* **Given task**
Scan the material below for the string "Traces", and copy every line where it shows up.

## start Supplied records

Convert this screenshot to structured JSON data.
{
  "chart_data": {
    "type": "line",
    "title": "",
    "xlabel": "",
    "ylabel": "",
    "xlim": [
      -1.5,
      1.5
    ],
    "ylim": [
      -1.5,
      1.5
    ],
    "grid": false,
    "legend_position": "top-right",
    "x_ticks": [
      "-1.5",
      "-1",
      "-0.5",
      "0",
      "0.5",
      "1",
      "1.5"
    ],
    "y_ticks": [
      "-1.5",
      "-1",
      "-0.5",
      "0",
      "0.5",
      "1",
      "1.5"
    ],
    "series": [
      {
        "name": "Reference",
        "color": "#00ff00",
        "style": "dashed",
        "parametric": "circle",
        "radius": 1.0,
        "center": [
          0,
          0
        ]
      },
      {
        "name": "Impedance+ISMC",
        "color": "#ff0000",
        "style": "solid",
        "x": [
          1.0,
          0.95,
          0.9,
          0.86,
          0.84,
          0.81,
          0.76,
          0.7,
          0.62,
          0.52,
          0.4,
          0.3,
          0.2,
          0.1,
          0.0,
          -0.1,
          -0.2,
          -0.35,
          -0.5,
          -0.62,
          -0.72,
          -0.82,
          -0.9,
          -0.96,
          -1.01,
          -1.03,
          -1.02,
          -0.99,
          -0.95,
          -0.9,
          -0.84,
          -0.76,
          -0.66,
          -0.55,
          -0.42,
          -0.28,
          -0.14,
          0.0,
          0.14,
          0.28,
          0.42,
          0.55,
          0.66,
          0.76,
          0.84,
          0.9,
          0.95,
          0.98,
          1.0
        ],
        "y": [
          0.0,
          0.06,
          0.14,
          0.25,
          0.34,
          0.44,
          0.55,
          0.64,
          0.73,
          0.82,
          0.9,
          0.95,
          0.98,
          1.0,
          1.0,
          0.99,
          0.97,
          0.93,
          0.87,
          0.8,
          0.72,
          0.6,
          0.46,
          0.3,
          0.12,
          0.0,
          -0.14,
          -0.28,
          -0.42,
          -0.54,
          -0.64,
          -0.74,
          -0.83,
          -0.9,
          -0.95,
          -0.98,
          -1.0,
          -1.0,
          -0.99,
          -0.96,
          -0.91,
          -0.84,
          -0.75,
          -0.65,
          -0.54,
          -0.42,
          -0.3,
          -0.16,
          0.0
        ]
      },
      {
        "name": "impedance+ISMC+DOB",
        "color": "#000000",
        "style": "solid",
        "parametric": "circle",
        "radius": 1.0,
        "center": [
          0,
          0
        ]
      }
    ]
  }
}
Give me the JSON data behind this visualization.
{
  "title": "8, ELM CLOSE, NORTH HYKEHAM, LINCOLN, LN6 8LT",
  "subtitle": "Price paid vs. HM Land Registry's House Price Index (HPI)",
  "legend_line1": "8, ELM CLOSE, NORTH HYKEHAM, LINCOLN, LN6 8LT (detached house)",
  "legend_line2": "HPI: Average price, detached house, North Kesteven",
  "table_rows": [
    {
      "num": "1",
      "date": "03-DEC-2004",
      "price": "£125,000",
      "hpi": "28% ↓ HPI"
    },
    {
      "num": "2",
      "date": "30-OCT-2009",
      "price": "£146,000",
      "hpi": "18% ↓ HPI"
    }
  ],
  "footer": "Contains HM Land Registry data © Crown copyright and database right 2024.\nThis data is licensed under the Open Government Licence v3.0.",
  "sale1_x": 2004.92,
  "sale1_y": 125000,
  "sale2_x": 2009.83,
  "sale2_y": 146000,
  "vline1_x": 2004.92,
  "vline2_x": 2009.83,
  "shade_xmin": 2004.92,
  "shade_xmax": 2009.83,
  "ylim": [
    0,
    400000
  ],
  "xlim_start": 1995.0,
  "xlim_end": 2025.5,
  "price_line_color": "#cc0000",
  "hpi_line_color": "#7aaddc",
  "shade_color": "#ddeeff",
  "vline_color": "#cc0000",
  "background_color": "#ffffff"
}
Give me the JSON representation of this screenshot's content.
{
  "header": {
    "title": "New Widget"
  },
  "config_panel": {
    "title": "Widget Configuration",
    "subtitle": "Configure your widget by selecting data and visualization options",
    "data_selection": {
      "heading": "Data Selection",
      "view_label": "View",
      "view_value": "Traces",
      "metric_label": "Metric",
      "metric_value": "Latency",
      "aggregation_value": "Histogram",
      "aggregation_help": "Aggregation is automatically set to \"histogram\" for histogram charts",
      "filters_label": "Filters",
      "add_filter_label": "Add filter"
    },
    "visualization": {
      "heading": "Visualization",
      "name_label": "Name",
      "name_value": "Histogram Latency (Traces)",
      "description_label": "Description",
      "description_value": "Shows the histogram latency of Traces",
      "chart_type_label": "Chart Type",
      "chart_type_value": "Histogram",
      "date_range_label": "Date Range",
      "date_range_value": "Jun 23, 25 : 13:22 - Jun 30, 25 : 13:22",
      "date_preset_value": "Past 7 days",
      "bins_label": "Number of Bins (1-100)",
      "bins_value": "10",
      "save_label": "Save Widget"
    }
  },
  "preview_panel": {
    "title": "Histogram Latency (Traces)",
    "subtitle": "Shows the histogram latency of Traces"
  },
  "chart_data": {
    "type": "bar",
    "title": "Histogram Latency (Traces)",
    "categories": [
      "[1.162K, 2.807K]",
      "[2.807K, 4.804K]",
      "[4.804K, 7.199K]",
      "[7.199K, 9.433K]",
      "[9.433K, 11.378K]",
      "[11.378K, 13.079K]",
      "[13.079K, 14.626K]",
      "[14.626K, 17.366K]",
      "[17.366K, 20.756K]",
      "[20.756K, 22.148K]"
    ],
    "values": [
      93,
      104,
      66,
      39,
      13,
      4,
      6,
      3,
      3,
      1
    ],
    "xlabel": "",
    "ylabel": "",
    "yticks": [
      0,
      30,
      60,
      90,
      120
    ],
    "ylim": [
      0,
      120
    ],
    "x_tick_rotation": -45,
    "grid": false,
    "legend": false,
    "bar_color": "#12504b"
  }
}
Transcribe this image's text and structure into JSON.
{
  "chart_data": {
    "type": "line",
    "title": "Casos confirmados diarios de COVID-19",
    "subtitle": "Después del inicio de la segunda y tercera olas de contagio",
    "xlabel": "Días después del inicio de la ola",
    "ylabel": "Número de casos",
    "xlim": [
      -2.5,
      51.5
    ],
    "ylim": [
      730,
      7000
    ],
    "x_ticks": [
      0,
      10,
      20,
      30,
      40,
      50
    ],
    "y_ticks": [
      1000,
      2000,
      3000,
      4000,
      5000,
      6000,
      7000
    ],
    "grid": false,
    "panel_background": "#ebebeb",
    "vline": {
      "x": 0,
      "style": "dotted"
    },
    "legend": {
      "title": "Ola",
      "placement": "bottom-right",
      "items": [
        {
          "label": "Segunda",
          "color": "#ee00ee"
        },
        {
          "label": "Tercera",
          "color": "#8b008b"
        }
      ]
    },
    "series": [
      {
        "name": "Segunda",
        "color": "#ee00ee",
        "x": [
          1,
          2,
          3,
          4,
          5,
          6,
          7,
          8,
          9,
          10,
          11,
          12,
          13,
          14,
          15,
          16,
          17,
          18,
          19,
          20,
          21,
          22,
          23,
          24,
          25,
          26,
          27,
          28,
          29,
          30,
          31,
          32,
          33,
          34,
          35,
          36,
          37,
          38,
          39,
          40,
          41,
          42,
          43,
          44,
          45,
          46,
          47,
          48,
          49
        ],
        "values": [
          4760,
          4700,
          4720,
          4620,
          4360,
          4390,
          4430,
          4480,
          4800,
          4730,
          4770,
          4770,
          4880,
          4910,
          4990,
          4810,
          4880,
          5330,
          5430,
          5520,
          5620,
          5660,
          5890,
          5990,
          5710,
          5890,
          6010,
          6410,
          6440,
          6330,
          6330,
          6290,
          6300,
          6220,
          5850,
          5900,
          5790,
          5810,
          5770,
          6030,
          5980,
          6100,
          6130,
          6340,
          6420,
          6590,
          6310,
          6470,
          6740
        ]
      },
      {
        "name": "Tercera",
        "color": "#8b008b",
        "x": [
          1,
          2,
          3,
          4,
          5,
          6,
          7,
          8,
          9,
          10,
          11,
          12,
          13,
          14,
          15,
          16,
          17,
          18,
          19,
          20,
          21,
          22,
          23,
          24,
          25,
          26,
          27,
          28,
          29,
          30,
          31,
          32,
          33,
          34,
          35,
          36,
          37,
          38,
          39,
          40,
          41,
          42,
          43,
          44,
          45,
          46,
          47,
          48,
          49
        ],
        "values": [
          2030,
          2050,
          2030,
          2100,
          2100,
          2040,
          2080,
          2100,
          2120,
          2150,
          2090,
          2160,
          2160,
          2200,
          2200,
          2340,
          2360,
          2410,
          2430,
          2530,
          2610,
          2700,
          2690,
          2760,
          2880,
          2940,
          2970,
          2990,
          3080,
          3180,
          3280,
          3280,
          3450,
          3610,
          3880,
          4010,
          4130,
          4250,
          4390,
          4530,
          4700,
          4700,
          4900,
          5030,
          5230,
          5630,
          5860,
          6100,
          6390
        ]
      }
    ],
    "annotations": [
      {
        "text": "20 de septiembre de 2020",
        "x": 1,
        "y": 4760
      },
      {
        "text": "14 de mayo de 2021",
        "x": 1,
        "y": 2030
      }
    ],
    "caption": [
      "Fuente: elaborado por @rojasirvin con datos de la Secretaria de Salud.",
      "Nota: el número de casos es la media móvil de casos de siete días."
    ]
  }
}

## end Supplied records

* **Solution to the problem**
      "view_value": "Traces",
      "name_value": "Histogram Latency (Traces)",
      "description_value": "Shows the histogram latency of Traces",
    "title": "Histogram Latency (Traces)",
    "subtitle": "Shows the histogram latency of Traces"
    "title": "Histogram Latency (Traces)",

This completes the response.